* _TASK GOAL_: Exactly repeat the material, dropping every picture from the copy.

* _TASK INPUT_:
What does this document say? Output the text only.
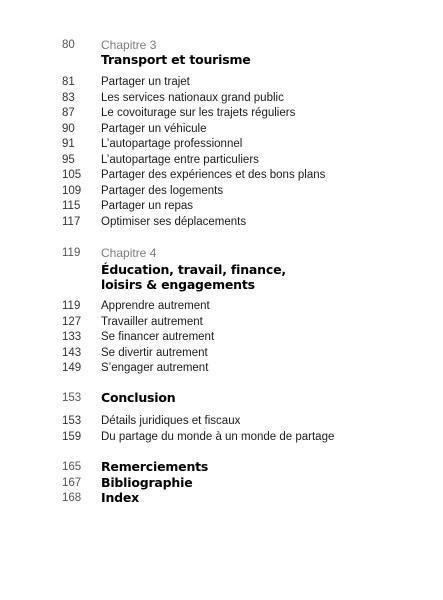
80	Chapitre 3
Transport et tourisme
81	Partager un trajet
83	Les services nationaux grand public
87	Le covoiturage sur les trajets réguliers
90	Partager un véhicule
91	L’autopartage professionnel
95	L’autopartage entre particuliers
105	Partager des expériences et des bons plans
109	Partager des logements
115	Partager un repas
117	Optimiser ses déplacements
119	Chapitre 4
Éducation, travail, finance,
loisirs & engagements
119	Apprendre autrement
127	Travailler autrement
133	Se financer autrement
143	Se divertir autrement
149	S’engager autrement
153	Conclusion
153	Détails juridiques et fiscaux
159	Du partage du monde à un monde de partage
165	Remerciements
167	Bibliographie
168	Index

* _ANSWER TO THIS EXERCISE_:
What does this document say? Output the text only.
80	Chapitre 3
Transport et tourisme
81	Partager un trajet
83	Les services nationaux grand public
87	Le covoiturage sur les trajets réguliers
90	Partager un véhicule
91	L’autopartage professionnel
95	L’autopartage entre particuliers
105	Partager des expériences et des bons plans
109	Partager des logements
115	Partager un repas
117	Optimiser ses déplacements
119	Chapitre 4
Éducation, travail, finance,
loisirs & engagements
119	Apprendre autrement
127	Travailler autrement
133	Se financer autrement
143	Se divertir autrement
149	S’engager autrement
153	Conclusion
153	Détails juridiques et fiscaux
159	Du partage du monde à un monde de partage
165	Remerciements
167	Bibliographie
168	Index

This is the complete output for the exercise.